Source records
┌────────

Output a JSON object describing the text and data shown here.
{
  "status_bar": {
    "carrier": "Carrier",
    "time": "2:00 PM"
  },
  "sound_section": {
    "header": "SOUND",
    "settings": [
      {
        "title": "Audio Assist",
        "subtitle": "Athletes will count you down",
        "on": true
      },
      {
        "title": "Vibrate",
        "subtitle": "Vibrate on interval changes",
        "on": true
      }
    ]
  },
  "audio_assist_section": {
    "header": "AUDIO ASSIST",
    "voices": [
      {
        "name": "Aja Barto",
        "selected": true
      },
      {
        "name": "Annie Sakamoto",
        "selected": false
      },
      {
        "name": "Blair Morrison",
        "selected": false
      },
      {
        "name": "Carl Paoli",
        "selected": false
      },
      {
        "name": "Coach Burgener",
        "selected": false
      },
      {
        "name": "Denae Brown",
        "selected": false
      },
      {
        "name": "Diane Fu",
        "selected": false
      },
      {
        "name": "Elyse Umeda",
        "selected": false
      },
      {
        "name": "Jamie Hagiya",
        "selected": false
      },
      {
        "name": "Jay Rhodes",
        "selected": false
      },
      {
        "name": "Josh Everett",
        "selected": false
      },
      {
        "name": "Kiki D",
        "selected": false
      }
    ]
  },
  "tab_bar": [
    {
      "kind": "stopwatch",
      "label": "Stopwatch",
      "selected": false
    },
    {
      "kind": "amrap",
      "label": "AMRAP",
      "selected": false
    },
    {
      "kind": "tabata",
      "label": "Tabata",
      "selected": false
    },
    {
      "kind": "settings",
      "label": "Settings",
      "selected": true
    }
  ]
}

└────────

WORK TO BE COMPLETED: Print the material once more, exactly.

ANSWER TO THIS TASK:
Output a JSON object describing the text and data shown here.
{
  "status_bar": {
    "carrier": "Carrier",
    "time": "2:00 PM"
  },
  "sound_section": {
    "header": "SOUND",
    "settings": [
      {
        "title": "Audio Assist",
        "subtitle": "Athletes will count you down",
        "on": true
      },
      {
        "title": "Vibrate",
        "subtitle": "Vibrate on interval changes",
        "on": true
      }
    ]
  },
  "audio_assist_section": {
    "header": "AUDIO ASSIST",
    "voices": [
      {
        "name": "Aja Barto",
        "selected": true
      },
      {
        "name": "Annie Sakamoto",
        "selected": false
      },
      {
        "name": "Blair Morrison",
        "selected": false
      },
      {
        "name": "Carl Paoli",
        "selected": false
      },
      {
        "name": "Coach Burgener",
        "selected": false
      },
      {
        "name": "Denae Brown",
        "selected": false
      },
      {
        "name": "Diane Fu",
        "selected": false
      },
      {
        "name": "Elyse Umeda",
        "selected": false
      },
      {
        "name": "Jamie Hagiya",
        "selected": false
      },
      {
        "name": "Jay Rhodes",
        "selected": false
      },
      {
        "name": "Josh Everett",
        "selected": false
      },
      {
        "name": "Kiki D",
        "selected": false
      }
    ]
  },
  "tab_bar": [
    {
      "kind": "stopwatch",
      "label": "Stopwatch",
      "selected": false
    },
    {
      "kind": "amrap",
      "label": "AMRAP",
      "selected": false
    },
    {
      "kind": "tabata",
      "label": "Tabata",
      "selected": false
    },
    {
      "kind": "settings",
      "label": "Settings",
      "selected": true
    }
  ]
}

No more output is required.